Retype each entry below, keeping every character the same.
#####
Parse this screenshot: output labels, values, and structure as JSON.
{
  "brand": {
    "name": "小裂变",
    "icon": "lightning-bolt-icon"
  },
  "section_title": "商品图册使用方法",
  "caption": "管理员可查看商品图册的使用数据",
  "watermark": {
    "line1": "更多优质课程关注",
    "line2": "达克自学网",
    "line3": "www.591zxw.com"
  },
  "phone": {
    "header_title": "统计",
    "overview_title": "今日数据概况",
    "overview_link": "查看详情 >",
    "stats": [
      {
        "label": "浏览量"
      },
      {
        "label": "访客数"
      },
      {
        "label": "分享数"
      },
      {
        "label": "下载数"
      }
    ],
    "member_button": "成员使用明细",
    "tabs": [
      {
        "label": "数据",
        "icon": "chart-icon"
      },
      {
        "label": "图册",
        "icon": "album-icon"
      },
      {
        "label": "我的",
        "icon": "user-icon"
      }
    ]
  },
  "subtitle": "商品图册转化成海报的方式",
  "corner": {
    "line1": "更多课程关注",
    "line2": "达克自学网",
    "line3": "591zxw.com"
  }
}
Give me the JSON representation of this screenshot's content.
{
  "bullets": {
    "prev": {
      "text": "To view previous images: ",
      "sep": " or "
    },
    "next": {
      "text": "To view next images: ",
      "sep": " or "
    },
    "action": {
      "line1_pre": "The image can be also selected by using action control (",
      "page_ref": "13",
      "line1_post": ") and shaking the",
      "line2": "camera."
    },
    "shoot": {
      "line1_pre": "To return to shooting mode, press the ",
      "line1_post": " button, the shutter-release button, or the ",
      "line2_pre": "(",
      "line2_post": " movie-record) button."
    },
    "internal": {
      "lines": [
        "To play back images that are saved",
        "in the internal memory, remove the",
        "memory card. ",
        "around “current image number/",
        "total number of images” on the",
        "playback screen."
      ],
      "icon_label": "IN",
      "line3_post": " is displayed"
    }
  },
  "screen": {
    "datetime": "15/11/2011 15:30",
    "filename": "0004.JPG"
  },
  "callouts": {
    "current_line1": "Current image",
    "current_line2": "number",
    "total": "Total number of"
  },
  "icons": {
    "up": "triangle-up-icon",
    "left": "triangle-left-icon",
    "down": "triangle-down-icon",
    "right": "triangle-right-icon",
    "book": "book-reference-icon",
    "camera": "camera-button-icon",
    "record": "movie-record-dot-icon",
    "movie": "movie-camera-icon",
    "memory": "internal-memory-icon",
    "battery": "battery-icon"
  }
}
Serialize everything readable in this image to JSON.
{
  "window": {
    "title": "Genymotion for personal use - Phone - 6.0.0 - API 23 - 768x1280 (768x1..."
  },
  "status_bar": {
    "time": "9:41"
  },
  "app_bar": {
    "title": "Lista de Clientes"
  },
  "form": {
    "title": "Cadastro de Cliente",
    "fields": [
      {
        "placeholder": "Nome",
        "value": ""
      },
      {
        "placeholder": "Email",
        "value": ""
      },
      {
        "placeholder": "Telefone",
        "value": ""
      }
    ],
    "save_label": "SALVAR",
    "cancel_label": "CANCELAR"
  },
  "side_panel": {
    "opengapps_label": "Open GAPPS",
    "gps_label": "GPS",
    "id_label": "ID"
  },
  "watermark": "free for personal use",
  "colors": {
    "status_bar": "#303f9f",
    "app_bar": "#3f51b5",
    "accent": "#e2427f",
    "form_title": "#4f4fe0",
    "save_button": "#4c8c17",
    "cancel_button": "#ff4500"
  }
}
#####
__Finished task__:
Parse this screenshot: output labels, values, and structure as JSON.
{
  "brand": {
    "name": "小裂变",
    "icon": "lightning-bolt-icon"
  },
  "section_title": "商品图册使用方法",
  "caption": "管理员可查看商品图册的使用数据",
  "watermark": {
    "line1": "更多优质课程关注",
    "line2": "达克自学网",
    "line3": "www.591zxw.com"
  },
  "phone": {
    "header_title": "统计",
    "overview_title": "今日数据概况",
    "overview_link": "查看详情 >",
    "stats": [
      {
        "label": "浏览量"
      },
      {
        "label": "访客数"
      },
      {
        "label": "分享数"
      },
      {
        "label": "下载数"
      }
    ],
    "member_button": "成员使用明细",
    "tabs": [
      {
        "label": "数据",
        "icon": "chart-icon"
      },
      {
        "label": "图册",
        "icon": "album-icon"
      },
      {
        "label": "我的",
        "icon": "user-icon"
      }
    ]
  },
  "subtitle": "商品图册转化成海报的方式",
  "corner": {
    "line1": "更多课程关注",
    "line2": "达克自学网",
    "line3": "591zxw.com"
  }
}
Give me the JSON representation of this screenshot's content.
{
  "bullets": {
    "prev": {
      "text": "To view previous images: ",
      "sep": " or "
    },
    "next": {
      "text": "To view next images: ",
      "sep": " or "
    },
    "action": {
      "line1_pre": "The image can be also selected by using action control (",
      "page_ref": "13",
      "line1_post": ") and shaking the",
      "line2": "camera."
    },
    "shoot": {
      "line1_pre": "To return to shooting mode, press the ",
      "line1_post": " button, the shutter-release button, or the ",
      "line2_pre": "(",
      "line2_post": " movie-record) button."
    },
    "internal": {
      "lines": [
        "To play back images that are saved",
        "in the internal memory, remove the",
        "memory card. ",
        "around “current image number/",
        "total number of images” on the",
        "playback screen."
      ],
      "icon_label": "IN",
      "line3_post": " is displayed"
    }
  },
  "screen": {
    "datetime": "15/11/2011 15:30",
    "filename": "0004.JPG"
  },
  "callouts": {
    "current_line1": "Current image",
    "current_line2": "number",
    "total": "Total number of"
  },
  "icons": {
    "up": "triangle-up-icon",
    "left": "triangle-left-icon",
    "down": "triangle-down-icon",
    "right": "triangle-right-icon",
    "book": "book-reference-icon",
    "camera": "camera-button-icon",
    "record": "movie-record-dot-icon",
    "movie": "movie-camera-icon",
    "memory": "internal-memory-icon",
    "battery": "battery-icon"
  }
}
Serialize everything readable in this image to JSON.
{
  "window": {
    "title": "Genymotion for personal use - Phone - 6.0.0 - API 23 - 768x1280 (768x1..."
  },
  "status_bar": {
    "time": "9:41"
  },
  "app_bar": {
    "title": "Lista de Clientes"
  },
  "form": {
    "title": "Cadastro de Cliente",
    "fields": [
      {
        "placeholder": "Nome",
        "value": ""
      },
      {
        "placeholder": "Email",
        "value": ""
      },
      {
        "placeholder": "Telefone",
        "value": ""
      }
    ],
    "save_label": "SALVAR",
    "cancel_label": "CANCELAR"
  },
  "side_panel": {
    "opengapps_label": "Open GAPPS",
    "gps_label": "GPS",
    "id_label": "ID"
  },
  "watermark": "free for personal use",
  "colors": {
    "status_bar": "#303f9f",
    "app_bar": "#3f51b5",
    "accent": "#e2427f",
    "form_title": "#4f4fe0",
    "save_button": "#4c8c17",
    "cancel_button": "#ff4500"
  }
}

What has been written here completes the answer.